- _DIRECTIONS_
Pull every line containing "pill" out of the material below.

═════ DATASET EXTRACT ═════

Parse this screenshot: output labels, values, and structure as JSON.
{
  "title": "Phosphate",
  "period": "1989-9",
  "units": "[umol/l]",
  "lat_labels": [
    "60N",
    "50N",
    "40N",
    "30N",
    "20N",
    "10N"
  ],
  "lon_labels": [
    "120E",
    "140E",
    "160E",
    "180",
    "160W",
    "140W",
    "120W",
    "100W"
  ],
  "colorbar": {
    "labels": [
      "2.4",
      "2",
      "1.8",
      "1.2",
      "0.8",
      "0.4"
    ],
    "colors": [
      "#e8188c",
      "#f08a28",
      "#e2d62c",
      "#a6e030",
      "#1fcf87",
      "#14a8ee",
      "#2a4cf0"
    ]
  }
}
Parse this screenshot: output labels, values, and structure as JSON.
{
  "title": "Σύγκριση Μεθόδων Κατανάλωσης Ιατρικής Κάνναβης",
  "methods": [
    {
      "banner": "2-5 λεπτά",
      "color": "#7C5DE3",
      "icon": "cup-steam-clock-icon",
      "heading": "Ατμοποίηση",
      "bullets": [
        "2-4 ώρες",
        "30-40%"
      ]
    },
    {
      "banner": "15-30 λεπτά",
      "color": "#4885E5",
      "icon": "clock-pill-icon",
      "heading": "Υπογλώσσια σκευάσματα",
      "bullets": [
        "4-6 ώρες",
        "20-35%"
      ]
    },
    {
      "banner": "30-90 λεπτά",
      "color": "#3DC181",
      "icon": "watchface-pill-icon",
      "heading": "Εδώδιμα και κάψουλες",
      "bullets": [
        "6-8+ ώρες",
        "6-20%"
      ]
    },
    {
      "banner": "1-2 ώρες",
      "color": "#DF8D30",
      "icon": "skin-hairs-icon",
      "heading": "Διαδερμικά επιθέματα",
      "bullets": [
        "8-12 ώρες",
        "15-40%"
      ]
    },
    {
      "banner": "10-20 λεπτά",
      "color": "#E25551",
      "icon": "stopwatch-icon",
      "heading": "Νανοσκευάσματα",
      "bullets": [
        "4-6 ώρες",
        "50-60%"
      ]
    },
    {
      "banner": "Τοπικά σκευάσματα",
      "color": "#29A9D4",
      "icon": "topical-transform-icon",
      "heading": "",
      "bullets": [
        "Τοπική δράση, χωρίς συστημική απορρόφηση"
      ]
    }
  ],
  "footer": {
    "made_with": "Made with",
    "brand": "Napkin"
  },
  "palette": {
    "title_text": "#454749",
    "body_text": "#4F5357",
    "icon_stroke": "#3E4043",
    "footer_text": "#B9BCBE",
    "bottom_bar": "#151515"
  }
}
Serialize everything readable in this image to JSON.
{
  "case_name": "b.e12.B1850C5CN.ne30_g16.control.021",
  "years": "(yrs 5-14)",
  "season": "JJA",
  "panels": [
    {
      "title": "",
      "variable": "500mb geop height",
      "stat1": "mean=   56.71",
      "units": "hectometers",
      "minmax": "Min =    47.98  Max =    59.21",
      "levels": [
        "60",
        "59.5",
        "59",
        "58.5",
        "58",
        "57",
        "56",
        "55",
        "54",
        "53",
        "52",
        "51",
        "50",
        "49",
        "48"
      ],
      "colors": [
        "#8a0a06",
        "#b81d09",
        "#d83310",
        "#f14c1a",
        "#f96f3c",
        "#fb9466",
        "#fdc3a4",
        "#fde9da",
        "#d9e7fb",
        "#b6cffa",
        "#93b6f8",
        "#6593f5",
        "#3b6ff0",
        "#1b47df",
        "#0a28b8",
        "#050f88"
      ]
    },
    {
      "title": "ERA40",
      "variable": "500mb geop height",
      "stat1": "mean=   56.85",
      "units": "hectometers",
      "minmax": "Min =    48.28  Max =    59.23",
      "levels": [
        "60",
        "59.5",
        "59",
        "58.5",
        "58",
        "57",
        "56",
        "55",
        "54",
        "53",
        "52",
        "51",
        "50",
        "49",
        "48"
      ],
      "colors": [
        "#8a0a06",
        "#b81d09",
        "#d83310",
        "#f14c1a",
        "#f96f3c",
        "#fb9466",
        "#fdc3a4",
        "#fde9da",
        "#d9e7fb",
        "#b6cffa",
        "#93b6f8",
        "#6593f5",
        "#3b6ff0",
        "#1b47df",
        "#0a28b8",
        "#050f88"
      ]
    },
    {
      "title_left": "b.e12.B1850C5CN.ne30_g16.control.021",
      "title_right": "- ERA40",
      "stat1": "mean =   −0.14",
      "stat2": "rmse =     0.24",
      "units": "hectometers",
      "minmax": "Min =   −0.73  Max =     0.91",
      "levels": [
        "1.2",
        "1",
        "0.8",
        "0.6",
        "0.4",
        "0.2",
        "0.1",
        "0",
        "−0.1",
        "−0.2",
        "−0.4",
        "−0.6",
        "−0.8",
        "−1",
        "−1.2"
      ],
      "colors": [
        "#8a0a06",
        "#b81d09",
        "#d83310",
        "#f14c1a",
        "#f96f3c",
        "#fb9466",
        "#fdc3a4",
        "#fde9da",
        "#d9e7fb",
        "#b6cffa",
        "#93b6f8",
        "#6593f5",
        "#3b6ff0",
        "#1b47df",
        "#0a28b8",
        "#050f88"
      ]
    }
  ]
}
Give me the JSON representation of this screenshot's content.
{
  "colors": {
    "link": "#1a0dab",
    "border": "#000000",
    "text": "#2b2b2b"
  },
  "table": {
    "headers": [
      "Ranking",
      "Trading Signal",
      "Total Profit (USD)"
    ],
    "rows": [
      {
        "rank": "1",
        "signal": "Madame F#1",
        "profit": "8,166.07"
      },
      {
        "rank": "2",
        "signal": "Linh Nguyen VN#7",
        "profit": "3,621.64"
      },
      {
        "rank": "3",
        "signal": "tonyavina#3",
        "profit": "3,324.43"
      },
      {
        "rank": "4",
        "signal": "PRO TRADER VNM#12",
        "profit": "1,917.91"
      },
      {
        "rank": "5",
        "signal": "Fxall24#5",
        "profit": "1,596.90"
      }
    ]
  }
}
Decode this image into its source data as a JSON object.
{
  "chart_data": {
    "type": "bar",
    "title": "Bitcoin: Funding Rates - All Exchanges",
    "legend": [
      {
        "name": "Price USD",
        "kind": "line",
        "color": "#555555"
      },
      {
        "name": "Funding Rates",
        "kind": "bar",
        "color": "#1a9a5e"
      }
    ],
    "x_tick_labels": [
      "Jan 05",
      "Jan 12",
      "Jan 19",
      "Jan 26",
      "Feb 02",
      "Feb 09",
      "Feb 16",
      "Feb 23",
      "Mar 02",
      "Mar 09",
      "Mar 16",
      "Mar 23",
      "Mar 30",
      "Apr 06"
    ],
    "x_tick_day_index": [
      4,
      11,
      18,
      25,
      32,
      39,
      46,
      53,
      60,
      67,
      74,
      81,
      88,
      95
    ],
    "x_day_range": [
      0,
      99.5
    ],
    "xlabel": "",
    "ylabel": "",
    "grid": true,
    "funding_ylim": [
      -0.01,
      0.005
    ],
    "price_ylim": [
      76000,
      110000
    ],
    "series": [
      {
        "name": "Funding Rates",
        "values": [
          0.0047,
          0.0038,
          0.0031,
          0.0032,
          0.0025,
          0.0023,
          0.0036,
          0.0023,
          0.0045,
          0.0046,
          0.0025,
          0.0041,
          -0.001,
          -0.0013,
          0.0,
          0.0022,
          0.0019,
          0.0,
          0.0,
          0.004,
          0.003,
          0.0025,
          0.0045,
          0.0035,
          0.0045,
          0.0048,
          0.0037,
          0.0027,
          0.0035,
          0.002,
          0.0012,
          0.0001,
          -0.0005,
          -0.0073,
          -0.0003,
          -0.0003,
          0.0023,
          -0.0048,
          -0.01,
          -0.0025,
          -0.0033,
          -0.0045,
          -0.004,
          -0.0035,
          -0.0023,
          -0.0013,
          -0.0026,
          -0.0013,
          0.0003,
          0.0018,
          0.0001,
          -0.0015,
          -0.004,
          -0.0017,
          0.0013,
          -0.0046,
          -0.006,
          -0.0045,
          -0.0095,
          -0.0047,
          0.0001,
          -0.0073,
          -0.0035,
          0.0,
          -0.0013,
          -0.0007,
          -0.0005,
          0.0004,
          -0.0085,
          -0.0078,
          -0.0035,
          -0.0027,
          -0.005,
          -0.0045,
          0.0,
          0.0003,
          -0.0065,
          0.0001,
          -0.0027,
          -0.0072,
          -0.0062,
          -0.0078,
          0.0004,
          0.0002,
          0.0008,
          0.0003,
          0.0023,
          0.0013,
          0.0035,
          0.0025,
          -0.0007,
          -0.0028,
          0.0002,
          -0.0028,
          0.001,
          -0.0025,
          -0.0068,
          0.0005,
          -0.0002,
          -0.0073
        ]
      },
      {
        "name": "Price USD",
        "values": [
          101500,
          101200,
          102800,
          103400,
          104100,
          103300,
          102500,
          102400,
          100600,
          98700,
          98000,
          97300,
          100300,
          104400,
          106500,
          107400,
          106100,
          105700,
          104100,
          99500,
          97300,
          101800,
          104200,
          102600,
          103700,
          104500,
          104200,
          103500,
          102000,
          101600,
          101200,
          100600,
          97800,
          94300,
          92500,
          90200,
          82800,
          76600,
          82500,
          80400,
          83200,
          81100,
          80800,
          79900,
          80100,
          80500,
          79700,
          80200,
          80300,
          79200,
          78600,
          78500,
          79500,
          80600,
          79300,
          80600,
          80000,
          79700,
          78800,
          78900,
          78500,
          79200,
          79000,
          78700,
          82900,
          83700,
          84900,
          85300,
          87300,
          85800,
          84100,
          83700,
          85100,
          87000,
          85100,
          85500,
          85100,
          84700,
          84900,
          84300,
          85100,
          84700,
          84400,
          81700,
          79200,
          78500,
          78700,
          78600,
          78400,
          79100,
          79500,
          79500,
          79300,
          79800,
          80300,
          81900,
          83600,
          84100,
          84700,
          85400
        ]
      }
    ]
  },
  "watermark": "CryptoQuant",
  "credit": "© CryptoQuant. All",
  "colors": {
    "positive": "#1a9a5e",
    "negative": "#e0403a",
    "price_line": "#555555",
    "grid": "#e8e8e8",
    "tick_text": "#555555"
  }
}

═════

- _COMPLETED EXERCISE_
      "icon": "clock-pill-icon",
      "icon": "watchface-pill-icon",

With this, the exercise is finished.